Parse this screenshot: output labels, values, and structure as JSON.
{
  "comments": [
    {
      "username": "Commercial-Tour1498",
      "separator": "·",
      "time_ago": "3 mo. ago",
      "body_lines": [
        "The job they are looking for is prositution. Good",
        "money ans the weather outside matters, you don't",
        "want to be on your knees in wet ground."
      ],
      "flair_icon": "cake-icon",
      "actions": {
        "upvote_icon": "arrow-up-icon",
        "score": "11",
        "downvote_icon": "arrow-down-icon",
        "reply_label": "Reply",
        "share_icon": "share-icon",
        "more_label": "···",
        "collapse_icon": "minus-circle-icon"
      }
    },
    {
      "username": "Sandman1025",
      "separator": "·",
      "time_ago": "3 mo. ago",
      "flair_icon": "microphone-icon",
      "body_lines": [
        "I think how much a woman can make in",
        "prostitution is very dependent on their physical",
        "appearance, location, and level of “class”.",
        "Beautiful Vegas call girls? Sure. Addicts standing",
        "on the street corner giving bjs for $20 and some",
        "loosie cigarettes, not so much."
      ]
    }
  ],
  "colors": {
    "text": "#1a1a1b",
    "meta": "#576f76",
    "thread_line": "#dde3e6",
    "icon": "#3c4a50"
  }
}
☆ ☆ ☆ ☆
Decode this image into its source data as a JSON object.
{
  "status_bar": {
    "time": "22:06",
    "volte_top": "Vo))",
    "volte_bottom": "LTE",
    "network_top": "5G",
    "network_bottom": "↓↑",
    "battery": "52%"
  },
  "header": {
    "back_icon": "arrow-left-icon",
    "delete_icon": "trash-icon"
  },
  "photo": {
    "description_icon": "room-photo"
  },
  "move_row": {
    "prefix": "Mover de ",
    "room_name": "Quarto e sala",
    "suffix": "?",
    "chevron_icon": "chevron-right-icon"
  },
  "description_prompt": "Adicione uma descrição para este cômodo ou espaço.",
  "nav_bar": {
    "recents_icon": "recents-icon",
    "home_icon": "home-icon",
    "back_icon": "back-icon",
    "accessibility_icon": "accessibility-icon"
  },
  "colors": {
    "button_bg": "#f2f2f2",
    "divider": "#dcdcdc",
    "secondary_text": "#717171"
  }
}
☆ ☆ ☆ ☆
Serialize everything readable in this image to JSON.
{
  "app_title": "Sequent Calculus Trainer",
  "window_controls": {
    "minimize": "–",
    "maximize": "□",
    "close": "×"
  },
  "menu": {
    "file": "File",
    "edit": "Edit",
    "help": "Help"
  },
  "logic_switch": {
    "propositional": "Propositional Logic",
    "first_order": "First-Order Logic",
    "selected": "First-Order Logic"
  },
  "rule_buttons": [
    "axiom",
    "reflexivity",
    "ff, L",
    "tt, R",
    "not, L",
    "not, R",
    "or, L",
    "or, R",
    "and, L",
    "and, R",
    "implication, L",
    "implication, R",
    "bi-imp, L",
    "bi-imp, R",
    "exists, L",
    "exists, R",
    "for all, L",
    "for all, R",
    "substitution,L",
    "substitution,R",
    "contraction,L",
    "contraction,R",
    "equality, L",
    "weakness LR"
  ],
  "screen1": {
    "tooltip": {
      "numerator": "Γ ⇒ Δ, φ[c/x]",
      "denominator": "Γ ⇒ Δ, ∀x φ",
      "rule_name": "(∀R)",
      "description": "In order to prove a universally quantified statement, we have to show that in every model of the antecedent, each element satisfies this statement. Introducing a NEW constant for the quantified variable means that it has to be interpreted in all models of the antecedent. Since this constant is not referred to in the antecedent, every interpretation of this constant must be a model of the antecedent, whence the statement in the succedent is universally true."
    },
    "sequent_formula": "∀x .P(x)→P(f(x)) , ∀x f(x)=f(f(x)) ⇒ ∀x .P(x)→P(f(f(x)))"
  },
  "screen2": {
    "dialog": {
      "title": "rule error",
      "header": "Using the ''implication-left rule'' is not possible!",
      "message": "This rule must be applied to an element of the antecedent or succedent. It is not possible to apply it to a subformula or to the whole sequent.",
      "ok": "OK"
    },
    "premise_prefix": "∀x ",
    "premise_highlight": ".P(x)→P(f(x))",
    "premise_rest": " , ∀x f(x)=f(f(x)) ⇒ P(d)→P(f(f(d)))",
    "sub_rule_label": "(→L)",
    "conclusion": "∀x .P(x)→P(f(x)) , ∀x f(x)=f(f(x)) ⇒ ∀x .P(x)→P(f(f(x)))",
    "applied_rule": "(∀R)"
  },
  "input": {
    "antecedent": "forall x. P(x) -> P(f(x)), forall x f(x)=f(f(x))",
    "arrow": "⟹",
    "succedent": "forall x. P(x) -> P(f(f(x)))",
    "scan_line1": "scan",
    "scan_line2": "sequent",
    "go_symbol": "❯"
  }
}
☆ ☆ ☆ ☆
● Task objective
Your task is to collect every line above that contains the word "JSON".

● Task result
Parse this screenshot: output labels, values, and structure as JSON.
Decode this image into its source data as a JSON object.
Serialize everything readable in this image to JSON.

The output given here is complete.